═══ SUPPLIED INFORMATION
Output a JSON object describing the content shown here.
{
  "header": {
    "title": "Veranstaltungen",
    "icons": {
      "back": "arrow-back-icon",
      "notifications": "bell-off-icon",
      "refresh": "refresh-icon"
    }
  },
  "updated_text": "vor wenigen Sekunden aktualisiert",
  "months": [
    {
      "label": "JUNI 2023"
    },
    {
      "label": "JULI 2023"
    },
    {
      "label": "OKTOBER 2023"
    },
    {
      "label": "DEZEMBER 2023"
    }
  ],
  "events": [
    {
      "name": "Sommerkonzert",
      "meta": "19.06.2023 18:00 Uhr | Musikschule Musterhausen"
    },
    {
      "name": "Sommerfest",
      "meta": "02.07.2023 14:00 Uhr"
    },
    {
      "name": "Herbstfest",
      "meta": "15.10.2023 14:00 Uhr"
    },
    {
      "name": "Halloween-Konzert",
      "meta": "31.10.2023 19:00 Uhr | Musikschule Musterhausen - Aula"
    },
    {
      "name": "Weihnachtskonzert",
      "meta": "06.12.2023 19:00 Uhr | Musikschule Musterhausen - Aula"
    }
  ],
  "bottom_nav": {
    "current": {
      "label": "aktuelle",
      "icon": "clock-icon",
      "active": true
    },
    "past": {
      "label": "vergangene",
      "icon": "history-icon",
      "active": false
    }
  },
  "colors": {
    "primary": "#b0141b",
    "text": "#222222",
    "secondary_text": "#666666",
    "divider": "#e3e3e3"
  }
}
══════
Recopy the entries above exactly, with every line included.

### TASK ANSWER:
Output a JSON object describing the content shown here.
{
  "header": {
    "title": "Veranstaltungen",
    "icons": {
      "back": "arrow-back-icon",
      "notifications": "bell-off-icon",
      "refresh": "refresh-icon"
    }
  },
  "updated_text": "vor wenigen Sekunden aktualisiert",
  "months": [
    {
      "label": "JUNI 2023"
    },
    {
      "label": "JULI 2023"
    },
    {
      "label": "OKTOBER 2023"
    },
    {
      "label": "DEZEMBER 2023"
    }
  ],
  "events": [
    {
      "name": "Sommerkonzert",
      "meta": "19.06.2023 18:00 Uhr | Musikschule Musterhausen"
    },
    {
      "name": "Sommerfest",
      "meta": "02.07.2023 14:00 Uhr"
    },
    {
      "name": "Herbstfest",
      "meta": "15.10.2023 14:00 Uhr"
    },
    {
      "name": "Halloween-Konzert",
      "meta": "31.10.2023 19:00 Uhr | Musikschule Musterhausen - Aula"
    },
    {
      "name": "Weihnachtskonzert",
      "meta": "06.12.2023 19:00 Uhr | Musikschule Musterhausen - Aula"
    }
  ],
  "bottom_nav": {
    "current": {
      "label": "aktuelle",
      "icon": "clock-icon",
      "active": true
    },
    "past": {
      "label": "vergangene",
      "icon": "history-icon",
      "active": false
    }
  },
  "colors": {
    "primary": "#b0141b",
    "text": "#222222",
    "secondary_text": "#666666",
    "divider": "#e3e3e3"
  }
}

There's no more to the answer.